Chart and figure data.
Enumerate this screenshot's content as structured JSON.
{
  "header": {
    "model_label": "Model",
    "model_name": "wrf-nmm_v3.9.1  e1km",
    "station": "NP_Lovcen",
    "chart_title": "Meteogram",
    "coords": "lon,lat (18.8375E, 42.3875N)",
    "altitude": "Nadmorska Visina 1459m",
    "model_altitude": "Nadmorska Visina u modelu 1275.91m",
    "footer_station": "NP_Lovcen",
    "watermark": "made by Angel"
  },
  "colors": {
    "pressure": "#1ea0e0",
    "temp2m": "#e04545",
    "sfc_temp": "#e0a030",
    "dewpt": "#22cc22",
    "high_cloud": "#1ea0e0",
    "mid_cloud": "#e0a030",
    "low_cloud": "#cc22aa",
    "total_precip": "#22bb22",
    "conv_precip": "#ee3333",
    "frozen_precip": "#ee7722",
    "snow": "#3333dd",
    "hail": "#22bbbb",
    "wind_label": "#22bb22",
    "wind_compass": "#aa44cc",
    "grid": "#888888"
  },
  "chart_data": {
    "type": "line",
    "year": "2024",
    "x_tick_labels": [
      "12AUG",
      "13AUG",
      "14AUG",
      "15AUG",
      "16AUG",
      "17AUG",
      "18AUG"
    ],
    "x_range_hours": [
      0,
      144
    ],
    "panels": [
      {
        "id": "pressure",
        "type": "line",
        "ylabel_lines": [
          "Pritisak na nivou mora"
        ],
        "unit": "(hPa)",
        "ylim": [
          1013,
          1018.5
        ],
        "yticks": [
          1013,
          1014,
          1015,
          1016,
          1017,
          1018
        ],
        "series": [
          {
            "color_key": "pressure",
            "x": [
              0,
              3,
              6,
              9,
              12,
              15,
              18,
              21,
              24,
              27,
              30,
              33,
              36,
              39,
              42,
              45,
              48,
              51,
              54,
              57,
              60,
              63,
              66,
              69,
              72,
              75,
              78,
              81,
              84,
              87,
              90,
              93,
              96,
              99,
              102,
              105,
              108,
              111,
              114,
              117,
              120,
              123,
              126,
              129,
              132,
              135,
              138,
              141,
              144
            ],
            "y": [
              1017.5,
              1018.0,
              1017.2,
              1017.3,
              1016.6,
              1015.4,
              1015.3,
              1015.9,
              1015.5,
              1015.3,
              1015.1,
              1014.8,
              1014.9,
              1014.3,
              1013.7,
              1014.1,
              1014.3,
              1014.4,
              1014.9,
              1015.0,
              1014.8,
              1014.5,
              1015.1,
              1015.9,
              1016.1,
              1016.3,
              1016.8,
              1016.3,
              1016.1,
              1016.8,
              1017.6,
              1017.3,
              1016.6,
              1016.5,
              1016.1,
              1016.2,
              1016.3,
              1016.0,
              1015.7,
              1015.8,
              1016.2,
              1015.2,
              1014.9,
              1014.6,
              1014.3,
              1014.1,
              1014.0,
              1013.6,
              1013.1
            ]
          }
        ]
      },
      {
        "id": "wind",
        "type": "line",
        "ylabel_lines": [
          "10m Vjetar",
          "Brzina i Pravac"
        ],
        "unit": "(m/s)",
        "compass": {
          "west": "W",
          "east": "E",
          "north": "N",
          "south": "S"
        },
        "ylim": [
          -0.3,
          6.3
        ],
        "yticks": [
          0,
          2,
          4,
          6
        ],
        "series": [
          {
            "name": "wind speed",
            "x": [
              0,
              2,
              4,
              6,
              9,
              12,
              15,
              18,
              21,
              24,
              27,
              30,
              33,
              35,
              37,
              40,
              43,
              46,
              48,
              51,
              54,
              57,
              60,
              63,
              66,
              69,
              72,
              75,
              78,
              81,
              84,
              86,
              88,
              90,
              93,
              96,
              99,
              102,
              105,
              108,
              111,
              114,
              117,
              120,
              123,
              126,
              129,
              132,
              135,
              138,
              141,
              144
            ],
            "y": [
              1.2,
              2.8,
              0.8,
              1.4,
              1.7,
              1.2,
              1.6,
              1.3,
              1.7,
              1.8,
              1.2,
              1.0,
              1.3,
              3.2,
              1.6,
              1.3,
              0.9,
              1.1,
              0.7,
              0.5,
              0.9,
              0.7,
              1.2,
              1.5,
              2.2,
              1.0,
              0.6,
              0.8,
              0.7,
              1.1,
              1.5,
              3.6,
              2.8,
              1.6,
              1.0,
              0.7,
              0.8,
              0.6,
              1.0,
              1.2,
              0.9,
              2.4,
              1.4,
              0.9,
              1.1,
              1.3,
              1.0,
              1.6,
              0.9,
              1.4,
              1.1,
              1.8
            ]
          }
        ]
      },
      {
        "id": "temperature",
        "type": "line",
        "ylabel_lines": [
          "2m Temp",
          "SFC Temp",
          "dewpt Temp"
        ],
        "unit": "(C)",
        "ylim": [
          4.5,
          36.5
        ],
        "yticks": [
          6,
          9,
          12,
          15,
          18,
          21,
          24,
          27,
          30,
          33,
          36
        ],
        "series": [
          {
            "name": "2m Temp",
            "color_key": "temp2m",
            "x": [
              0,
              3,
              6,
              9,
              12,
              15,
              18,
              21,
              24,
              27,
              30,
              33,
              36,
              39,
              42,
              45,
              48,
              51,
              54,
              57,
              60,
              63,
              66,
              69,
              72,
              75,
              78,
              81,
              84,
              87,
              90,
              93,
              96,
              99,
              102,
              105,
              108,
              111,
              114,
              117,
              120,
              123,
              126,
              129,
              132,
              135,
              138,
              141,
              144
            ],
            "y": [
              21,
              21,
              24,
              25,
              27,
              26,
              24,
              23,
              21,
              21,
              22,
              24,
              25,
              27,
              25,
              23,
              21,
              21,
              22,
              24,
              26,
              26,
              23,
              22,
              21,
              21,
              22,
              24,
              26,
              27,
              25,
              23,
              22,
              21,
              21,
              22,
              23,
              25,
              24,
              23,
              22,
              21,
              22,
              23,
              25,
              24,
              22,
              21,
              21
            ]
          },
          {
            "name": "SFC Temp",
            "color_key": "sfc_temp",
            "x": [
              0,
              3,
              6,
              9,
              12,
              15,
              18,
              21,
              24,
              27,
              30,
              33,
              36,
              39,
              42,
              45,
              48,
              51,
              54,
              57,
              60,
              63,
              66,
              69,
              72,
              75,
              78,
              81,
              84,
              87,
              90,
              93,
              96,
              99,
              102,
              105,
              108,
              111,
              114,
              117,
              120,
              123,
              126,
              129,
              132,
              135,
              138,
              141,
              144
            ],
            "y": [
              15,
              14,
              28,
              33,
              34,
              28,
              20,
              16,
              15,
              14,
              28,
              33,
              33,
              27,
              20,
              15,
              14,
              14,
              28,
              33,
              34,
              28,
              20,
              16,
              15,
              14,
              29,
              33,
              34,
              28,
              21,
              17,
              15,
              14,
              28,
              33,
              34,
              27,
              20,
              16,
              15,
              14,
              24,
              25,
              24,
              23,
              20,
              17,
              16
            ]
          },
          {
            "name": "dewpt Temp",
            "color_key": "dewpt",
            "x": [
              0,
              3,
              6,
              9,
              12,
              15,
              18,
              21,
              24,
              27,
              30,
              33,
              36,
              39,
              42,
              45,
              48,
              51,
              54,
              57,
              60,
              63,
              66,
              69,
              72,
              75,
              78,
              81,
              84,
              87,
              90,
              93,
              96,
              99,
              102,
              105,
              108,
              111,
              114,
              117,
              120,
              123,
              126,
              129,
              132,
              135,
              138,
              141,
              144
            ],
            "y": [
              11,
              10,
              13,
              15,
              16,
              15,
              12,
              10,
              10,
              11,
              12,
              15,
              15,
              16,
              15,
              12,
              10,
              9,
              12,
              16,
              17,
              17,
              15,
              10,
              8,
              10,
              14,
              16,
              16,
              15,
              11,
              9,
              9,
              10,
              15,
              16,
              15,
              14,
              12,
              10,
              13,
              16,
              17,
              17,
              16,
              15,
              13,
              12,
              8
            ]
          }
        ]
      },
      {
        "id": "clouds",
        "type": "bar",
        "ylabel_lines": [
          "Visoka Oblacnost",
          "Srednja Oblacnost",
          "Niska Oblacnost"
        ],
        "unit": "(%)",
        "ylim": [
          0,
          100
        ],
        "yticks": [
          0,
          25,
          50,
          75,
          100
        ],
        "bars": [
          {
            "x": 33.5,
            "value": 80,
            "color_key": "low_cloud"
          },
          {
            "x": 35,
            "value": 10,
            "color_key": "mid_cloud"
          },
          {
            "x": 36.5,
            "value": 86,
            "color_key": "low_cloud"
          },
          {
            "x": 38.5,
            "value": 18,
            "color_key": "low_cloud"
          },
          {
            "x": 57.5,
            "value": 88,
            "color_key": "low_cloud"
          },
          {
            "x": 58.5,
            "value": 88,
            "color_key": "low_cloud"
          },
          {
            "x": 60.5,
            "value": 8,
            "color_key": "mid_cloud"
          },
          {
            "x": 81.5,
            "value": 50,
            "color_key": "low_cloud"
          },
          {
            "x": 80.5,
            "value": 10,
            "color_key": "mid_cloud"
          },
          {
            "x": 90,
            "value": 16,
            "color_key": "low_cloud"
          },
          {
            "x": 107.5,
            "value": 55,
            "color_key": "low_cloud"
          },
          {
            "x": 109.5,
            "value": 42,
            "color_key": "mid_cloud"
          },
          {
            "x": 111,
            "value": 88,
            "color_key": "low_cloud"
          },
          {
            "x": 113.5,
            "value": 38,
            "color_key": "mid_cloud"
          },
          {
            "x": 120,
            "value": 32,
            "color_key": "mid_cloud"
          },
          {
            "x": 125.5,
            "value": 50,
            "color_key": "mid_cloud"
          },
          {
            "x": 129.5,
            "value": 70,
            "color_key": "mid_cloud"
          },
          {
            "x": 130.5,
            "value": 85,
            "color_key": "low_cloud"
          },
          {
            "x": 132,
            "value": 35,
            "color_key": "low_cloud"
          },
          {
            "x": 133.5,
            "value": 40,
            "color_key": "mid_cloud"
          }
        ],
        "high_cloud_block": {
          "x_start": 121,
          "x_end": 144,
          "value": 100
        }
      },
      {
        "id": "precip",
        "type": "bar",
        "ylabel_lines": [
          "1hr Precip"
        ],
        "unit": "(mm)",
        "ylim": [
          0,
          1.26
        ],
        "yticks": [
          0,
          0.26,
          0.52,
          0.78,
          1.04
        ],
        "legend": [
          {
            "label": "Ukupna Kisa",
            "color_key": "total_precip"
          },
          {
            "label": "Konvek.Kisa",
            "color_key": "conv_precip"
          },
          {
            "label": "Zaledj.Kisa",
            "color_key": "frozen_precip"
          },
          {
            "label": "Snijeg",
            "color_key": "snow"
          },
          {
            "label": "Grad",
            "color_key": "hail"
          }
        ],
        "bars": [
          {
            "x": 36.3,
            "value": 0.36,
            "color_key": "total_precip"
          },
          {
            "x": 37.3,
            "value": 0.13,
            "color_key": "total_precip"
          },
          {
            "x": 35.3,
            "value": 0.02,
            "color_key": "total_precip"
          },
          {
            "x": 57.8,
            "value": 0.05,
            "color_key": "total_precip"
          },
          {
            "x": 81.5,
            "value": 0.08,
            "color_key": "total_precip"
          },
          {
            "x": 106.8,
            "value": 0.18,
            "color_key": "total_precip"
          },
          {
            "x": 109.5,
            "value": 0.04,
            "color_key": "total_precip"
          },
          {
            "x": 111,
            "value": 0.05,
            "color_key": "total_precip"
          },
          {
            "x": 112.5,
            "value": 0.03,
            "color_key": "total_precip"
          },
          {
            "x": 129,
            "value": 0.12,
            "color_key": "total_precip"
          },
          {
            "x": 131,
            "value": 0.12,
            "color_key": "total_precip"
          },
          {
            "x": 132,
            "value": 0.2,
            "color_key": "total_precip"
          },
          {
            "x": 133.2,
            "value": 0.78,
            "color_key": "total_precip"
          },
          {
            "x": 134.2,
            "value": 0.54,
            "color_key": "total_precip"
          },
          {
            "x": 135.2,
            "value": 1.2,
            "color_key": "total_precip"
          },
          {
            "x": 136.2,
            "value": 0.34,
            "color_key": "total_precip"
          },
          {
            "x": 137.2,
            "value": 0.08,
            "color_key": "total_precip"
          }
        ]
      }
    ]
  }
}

What you have to do. Select every line of the material above holding the word "Oblacnost" and copy it.

Solved exercise.
          "Visoka Oblacnost",
          "Srednja Oblacnost",
          "Niska Oblacnost"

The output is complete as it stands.